▶ **Supplied data**:
::::::
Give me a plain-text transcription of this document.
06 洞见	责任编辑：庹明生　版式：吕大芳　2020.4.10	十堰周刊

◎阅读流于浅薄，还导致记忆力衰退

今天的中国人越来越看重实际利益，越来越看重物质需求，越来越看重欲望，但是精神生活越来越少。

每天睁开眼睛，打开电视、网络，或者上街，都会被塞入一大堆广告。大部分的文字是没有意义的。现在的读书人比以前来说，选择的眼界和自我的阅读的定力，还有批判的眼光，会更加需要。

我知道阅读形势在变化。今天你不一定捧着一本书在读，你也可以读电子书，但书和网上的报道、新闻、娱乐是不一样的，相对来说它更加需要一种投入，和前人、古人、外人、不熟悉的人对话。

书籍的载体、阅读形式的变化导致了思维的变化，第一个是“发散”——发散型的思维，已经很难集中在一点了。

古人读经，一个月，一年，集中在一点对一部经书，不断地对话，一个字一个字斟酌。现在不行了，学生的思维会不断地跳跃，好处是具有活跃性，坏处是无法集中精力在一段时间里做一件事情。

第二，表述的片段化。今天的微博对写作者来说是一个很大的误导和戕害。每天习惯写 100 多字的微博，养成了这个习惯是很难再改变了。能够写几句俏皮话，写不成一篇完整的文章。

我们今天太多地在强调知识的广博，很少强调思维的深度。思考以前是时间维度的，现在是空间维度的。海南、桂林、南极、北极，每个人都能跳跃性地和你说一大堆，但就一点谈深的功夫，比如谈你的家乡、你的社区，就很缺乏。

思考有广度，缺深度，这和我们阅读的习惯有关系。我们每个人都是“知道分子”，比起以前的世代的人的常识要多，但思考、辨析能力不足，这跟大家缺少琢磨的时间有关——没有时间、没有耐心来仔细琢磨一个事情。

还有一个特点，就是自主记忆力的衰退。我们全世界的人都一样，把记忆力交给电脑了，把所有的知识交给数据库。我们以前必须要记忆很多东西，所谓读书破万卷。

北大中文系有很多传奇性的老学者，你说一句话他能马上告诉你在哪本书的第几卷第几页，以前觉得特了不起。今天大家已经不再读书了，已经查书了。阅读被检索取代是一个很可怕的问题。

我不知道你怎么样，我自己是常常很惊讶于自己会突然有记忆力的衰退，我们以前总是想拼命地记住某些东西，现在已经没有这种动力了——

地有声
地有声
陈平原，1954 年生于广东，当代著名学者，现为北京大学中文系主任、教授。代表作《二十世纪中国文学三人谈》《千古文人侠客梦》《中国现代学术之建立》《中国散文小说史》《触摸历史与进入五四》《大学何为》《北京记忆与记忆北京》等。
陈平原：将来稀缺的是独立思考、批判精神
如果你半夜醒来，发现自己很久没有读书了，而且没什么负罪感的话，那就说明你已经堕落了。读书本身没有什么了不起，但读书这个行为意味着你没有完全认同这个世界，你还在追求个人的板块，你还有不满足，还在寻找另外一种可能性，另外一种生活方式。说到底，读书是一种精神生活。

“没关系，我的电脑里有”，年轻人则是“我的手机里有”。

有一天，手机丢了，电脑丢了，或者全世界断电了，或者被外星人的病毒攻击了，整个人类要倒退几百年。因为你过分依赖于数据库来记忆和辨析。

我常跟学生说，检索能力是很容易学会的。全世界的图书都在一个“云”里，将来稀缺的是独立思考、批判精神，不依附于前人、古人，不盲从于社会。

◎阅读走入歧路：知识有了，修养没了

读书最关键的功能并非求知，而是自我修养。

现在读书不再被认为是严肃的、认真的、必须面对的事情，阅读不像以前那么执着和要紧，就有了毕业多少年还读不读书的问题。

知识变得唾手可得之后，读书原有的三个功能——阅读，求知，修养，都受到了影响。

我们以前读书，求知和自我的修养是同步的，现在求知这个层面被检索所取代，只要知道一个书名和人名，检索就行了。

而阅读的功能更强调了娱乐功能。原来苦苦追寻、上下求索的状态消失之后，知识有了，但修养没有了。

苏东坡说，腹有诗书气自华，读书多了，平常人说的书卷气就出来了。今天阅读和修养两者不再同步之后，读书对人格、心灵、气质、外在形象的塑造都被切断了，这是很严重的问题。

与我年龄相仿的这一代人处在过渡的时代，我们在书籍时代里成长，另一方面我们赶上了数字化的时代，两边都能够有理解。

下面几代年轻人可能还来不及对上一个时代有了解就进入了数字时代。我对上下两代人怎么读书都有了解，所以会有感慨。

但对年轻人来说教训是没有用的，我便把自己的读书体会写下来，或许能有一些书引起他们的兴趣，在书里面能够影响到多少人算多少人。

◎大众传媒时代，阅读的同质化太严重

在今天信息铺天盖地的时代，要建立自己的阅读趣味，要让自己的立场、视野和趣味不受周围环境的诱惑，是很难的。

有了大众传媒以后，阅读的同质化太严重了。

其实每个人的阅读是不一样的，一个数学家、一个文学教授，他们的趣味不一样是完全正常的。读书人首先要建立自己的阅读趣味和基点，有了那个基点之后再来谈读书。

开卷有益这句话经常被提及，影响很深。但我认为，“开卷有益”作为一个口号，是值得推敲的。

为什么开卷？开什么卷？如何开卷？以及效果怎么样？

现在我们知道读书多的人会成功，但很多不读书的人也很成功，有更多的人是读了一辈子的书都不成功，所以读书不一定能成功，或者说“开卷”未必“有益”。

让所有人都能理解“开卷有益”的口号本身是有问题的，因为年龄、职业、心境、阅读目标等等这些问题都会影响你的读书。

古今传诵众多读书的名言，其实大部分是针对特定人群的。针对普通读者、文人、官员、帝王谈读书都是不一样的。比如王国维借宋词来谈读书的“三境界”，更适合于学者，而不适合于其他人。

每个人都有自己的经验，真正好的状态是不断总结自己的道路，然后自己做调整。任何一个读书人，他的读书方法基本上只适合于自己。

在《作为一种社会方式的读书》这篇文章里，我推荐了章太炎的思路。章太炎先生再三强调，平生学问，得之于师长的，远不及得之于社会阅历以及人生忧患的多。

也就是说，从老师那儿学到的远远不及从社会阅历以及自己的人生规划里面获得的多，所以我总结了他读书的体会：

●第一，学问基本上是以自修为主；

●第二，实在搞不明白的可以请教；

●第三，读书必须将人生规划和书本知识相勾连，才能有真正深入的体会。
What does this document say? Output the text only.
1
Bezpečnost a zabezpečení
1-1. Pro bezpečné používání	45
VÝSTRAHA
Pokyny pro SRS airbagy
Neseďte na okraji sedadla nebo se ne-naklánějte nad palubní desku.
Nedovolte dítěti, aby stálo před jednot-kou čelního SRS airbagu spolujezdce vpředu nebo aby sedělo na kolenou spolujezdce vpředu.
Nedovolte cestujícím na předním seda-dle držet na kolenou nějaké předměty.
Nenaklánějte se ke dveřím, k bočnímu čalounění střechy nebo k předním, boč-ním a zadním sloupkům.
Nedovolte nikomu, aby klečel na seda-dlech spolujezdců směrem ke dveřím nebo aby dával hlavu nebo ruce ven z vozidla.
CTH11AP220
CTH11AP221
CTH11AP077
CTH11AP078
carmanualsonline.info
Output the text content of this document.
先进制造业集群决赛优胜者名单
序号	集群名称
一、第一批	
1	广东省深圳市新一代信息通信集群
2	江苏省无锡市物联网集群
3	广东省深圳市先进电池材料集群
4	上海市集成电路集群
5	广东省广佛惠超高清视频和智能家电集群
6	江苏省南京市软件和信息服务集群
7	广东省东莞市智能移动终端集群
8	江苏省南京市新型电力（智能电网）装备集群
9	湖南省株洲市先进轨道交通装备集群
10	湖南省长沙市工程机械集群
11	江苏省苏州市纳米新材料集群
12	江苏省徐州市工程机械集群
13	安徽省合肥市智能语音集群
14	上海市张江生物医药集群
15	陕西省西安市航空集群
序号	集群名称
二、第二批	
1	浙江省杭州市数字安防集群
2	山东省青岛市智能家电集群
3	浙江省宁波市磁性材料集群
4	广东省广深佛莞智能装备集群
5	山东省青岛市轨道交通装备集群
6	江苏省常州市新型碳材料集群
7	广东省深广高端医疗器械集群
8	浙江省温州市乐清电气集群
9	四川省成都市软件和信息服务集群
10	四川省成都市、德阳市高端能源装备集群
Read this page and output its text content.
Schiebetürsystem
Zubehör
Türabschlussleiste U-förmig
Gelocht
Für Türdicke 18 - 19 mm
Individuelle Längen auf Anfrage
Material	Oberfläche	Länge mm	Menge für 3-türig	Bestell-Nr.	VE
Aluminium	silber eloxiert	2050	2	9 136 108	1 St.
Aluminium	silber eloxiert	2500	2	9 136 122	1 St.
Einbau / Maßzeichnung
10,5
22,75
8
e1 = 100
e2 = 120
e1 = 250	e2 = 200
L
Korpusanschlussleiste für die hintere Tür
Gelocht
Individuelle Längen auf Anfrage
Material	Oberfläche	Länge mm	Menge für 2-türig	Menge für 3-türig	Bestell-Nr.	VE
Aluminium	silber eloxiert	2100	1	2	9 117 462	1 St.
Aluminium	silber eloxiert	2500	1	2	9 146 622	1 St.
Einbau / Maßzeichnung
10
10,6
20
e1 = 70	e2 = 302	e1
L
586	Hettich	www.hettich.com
::::::
▶ **Problem to solve**:
Return all the lines that contain the string "知识有了".

▶ **Completed exercise**:
◎阅读走入歧路：知识有了，修养没了
而阅读的功能更强调了娱乐功能。原来苦苦追寻、上下求索的状态消失之后，知识有了，但修养没有了。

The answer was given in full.